• PROBLEM:
Output all lines exactly, with nothing added or dropped.
■ ■ ■ ■
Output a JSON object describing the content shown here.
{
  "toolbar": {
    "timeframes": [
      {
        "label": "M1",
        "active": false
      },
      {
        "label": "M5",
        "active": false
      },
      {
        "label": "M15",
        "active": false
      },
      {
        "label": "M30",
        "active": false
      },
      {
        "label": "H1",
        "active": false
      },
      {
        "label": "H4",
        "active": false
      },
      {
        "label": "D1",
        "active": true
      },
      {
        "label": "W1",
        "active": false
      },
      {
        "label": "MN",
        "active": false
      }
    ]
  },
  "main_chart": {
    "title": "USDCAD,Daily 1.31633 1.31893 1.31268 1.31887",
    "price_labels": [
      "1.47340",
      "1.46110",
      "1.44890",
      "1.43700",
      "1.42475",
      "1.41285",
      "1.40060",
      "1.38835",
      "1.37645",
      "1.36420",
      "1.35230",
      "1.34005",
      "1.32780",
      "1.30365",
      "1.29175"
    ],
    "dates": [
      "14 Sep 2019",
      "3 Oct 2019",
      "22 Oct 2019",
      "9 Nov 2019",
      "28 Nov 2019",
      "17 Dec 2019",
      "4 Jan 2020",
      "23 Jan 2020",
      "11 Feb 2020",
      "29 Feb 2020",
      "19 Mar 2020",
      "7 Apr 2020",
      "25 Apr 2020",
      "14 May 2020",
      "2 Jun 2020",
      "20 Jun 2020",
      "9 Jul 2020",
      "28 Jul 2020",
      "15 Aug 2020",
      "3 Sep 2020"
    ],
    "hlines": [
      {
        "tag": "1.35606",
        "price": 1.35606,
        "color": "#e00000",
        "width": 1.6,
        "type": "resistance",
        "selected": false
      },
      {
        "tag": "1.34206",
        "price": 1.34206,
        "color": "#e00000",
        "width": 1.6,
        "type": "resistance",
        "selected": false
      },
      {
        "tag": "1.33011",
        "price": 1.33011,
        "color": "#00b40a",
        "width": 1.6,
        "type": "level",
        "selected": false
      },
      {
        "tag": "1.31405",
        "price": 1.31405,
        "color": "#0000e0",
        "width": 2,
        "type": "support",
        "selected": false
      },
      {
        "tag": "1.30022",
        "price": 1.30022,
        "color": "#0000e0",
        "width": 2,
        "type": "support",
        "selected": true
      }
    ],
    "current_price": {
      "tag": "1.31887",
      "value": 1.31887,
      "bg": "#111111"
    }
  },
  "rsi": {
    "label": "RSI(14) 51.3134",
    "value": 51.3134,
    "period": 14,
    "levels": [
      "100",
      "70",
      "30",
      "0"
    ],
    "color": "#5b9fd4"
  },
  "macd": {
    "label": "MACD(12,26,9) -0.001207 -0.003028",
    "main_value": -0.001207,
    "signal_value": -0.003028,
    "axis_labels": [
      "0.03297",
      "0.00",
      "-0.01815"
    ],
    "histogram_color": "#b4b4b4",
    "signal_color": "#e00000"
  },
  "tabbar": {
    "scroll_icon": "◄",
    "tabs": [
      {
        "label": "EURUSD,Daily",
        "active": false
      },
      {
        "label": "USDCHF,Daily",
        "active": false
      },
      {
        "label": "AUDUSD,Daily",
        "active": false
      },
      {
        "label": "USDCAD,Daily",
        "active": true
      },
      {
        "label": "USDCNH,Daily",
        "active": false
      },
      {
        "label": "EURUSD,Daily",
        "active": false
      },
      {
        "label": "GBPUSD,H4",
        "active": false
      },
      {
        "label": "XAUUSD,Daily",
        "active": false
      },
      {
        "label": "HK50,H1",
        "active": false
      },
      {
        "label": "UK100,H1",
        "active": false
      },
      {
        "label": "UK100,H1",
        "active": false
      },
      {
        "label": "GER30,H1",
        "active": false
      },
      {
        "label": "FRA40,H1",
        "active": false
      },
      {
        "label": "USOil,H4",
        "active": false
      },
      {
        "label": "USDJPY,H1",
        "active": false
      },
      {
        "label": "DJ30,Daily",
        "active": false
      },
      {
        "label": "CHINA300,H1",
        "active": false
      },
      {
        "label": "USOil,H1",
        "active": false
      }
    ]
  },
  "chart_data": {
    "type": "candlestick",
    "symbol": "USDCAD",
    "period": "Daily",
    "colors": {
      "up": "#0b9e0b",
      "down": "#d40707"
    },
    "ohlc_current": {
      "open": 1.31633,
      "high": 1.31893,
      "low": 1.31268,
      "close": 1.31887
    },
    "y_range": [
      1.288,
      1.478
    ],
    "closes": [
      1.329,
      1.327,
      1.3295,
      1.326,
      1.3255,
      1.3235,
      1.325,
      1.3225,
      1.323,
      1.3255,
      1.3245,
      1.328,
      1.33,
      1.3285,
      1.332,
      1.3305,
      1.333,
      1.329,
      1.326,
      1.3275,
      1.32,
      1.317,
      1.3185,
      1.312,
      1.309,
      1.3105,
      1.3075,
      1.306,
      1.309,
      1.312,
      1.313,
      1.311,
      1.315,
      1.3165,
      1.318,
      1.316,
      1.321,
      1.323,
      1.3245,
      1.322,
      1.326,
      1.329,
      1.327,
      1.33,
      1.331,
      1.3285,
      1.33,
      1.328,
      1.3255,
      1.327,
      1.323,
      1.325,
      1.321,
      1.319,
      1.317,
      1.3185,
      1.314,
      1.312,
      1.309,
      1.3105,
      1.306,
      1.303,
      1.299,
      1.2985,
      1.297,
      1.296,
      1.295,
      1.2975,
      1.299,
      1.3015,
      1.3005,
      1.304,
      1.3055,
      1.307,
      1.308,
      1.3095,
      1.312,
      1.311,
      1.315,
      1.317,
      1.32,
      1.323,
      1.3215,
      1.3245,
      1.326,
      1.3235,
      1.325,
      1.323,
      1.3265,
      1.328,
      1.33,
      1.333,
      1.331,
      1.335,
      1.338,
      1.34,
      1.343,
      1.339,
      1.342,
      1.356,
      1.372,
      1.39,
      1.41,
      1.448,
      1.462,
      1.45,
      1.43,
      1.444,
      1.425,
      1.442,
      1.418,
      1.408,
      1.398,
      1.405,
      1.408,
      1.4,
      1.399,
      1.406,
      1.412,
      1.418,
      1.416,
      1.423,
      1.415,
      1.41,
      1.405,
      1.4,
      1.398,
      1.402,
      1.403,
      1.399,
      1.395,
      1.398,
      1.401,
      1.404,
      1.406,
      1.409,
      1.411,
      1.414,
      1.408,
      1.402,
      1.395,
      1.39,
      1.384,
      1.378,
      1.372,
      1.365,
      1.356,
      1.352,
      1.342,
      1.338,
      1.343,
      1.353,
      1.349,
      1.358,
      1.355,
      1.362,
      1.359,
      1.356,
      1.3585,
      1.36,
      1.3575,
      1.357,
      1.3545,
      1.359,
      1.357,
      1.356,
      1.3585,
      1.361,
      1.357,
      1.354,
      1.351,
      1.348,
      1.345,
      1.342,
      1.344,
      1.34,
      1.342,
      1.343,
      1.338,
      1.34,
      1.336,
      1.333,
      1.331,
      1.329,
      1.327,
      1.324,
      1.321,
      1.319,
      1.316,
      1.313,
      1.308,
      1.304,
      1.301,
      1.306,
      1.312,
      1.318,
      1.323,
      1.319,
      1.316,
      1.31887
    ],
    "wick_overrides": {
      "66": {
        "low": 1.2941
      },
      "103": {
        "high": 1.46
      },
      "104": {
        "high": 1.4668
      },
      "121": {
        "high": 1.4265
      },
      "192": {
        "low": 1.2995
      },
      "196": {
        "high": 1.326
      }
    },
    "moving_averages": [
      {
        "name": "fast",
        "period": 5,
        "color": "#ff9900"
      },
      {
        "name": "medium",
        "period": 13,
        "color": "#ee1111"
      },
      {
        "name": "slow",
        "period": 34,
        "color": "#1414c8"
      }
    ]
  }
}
■ ■ ■ ■
• TASK RESULT:
Output a JSON object describing the content shown here.
{
  "toolbar": {
    "timeframes": [
      {
        "label": "M1",
        "active": false
      },
      {
        "label": "M5",
        "active": false
      },
      {
        "label": "M15",
        "active": false
      },
      {
        "label": "M30",
        "active": false
      },
      {
        "label": "H1",
        "active": false
      },
      {
        "label": "H4",
        "active": false
      },
      {
        "label": "D1",
        "active": true
      },
      {
        "label": "W1",
        "active": false
      },
      {
        "label": "MN",
        "active": false
      }
    ]
  },
  "main_chart": {
    "title": "USDCAD,Daily 1.31633 1.31893 1.31268 1.31887",
    "price_labels": [
      "1.47340",
      "1.46110",
      "1.44890",
      "1.43700",
      "1.42475",
      "1.41285",
      "1.40060",
      "1.38835",
      "1.37645",
      "1.36420",
      "1.35230",
      "1.34005",
      "1.32780",
      "1.30365",
      "1.29175"
    ],
    "dates": [
      "14 Sep 2019",
      "3 Oct 2019",
      "22 Oct 2019",
      "9 Nov 2019",
      "28 Nov 2019",
      "17 Dec 2019",
      "4 Jan 2020",
      "23 Jan 2020",
      "11 Feb 2020",
      "29 Feb 2020",
      "19 Mar 2020",
      "7 Apr 2020",
      "25 Apr 2020",
      "14 May 2020",
      "2 Jun 2020",
      "20 Jun 2020",
      "9 Jul 2020",
      "28 Jul 2020",
      "15 Aug 2020",
      "3 Sep 2020"
    ],
    "hlines": [
      {
        "tag": "1.35606",
        "price": 1.35606,
        "color": "#e00000",
        "width": 1.6,
        "type": "resistance",
        "selected": false
      },
      {
        "tag": "1.34206",
        "price": 1.34206,
        "color": "#e00000",
        "width": 1.6,
        "type": "resistance",
        "selected": false
      },
      {
        "tag": "1.33011",
        "price": 1.33011,
        "color": "#00b40a",
        "width": 1.6,
        "type": "level",
        "selected": false
      },
      {
        "tag": "1.31405",
        "price": 1.31405,
        "color": "#0000e0",
        "width": 2,
        "type": "support",
        "selected": false
      },
      {
        "tag": "1.30022",
        "price": 1.30022,
        "color": "#0000e0",
        "width": 2,
        "type": "support",
        "selected": true
      }
    ],
    "current_price": {
      "tag": "1.31887",
      "value": 1.31887,
      "bg": "#111111"
    }
  },
  "rsi": {
    "label": "RSI(14) 51.3134",
    "value": 51.3134,
    "period": 14,
    "levels": [
      "100",
      "70",
      "30",
      "0"
    ],
    "color": "#5b9fd4"
  },
  "macd": {
    "label": "MACD(12,26,9) -0.001207 -0.003028",
    "main_value": -0.001207,
    "signal_value": -0.003028,
    "axis_labels": [
      "0.03297",
      "0.00",
      "-0.01815"
    ],
    "histogram_color": "#b4b4b4",
    "signal_color": "#e00000"
  },
  "tabbar": {
    "scroll_icon": "◄",
    "tabs": [
      {
        "label": "EURUSD,Daily",
        "active": false
      },
      {
        "label": "USDCHF,Daily",
        "active": false
      },
      {
        "label": "AUDUSD,Daily",
        "active": false
      },
      {
        "label": "USDCAD,Daily",
        "active": true
      },
      {
        "label": "USDCNH,Daily",
        "active": false
      },
      {
        "label": "EURUSD,Daily",
        "active": false
      },
      {
        "label": "GBPUSD,H4",
        "active": false
      },
      {
        "label": "XAUUSD,Daily",
        "active": false
      },
      {
        "label": "HK50,H1",
        "active": false
      },
      {
        "label": "UK100,H1",
        "active": false
      },
      {
        "label": "UK100,H1",
        "active": false
      },
      {
        "label": "GER30,H1",
        "active": false
      },
      {
        "label": "FRA40,H1",
        "active": false
      },
      {
        "label": "USOil,H4",
        "active": false
      },
      {
        "label": "USDJPY,H1",
        "active": false
      },
      {
        "label": "DJ30,Daily",
        "active": false
      },
      {
        "label": "CHINA300,H1",
        "active": false
      },
      {
        "label": "USOil,H1",
        "active": false
      }
    ]
  },
  "chart_data": {
    "type": "candlestick",
    "symbol": "USDCAD",
    "period": "Daily",
    "colors": {
      "up": "#0b9e0b",
      "down": "#d40707"
    },
    "ohlc_current": {
      "open": 1.31633,
      "high": 1.31893,
      "low": 1.31268,
      "close": 1.31887
    },
    "y_range": [
      1.288,
      1.478
    ],
    "closes": [
      1.329,
      1.327,
      1.3295,
      1.326,
      1.3255,
      1.3235,
      1.325,
      1.3225,
      1.323,
      1.3255,
      1.3245,
      1.328,
      1.33,
      1.3285,
      1.332,
      1.3305,
      1.333,
      1.329,
      1.326,
      1.3275,
      1.32,
      1.317,
      1.3185,
      1.312,
      1.309,
      1.3105,
      1.3075,
      1.306,
      1.309,
      1.312,
      1.313,
      1.311,
      1.315,
      1.3165,
      1.318,
      1.316,
      1.321,
      1.323,
      1.3245,
      1.322,
      1.326,
      1.329,
      1.327,
      1.33,
      1.331,
      1.3285,
      1.33,
      1.328,
      1.3255,
      1.327,
      1.323,
      1.325,
      1.321,
      1.319,
      1.317,
      1.3185,
      1.314,
      1.312,
      1.309,
      1.3105,
      1.306,
      1.303,
      1.299,
      1.2985,
      1.297,
      1.296,
      1.295,
      1.2975,
      1.299,
      1.3015,
      1.3005,
      1.304,
      1.3055,
      1.307,
      1.308,
      1.3095,
      1.312,
      1.311,
      1.315,
      1.317,
      1.32,
      1.323,
      1.3215,
      1.3245,
      1.326,
      1.3235,
      1.325,
      1.323,
      1.3265,
      1.328,
      1.33,
      1.333,
      1.331,
      1.335,
      1.338,
      1.34,
      1.343,
      1.339,
      1.342,
      1.356,
      1.372,
      1.39,
      1.41,
      1.448,
      1.462,
      1.45,
      1.43,
      1.444,
      1.425,
      1.442,
      1.418,
      1.408,
      1.398,
      1.405,
      1.408,
      1.4,
      1.399,
      1.406,
      1.412,
      1.418,
      1.416,
      1.423,
      1.415,
      1.41,
      1.405,
      1.4,
      1.398,
      1.402,
      1.403,
      1.399,
      1.395,
      1.398,
      1.401,
      1.404,
      1.406,
      1.409,
      1.411,
      1.414,
      1.408,
      1.402,
      1.395,
      1.39,
      1.384,
      1.378,
      1.372,
      1.365,
      1.356,
      1.352,
      1.342,
      1.338,
      1.343,
      1.353,
      1.349,
      1.358,
      1.355,
      1.362,
      1.359,
      1.356,
      1.3585,
      1.36,
      1.3575,
      1.357,
      1.3545,
      1.359,
      1.357,
      1.356,
      1.3585,
      1.361,
      1.357,
      1.354,
      1.351,
      1.348,
      1.345,
      1.342,
      1.344,
      1.34,
      1.342,
      1.343,
      1.338,
      1.34,
      1.336,
      1.333,
      1.331,
      1.329,
      1.327,
      1.324,
      1.321,
      1.319,
      1.316,
      1.313,
      1.308,
      1.304,
      1.301,
      1.306,
      1.312,
      1.318,
      1.323,
      1.319,
      1.316,
      1.31887
    ],
    "wick_overrides": {
      "66": {
        "low": 1.2941
      },
      "103": {
        "high": 1.46
      },
      "104": {
        "high": 1.4668
      },
      "121": {
        "high": 1.4265
      },
      "192": {
        "low": 1.2995
      },
      "196": {
        "high": 1.326
      }
    },
    "moving_averages": [
      {
        "name": "fast",
        "period": 5,
        "color": "#ff9900"
      },
      {
        "name": "medium",
        "period": 13,
        "color": "#ee1111"
      },
      {
        "name": "slow",
        "period": 34,
        "color": "#1414c8"
      }
    ]
  }
}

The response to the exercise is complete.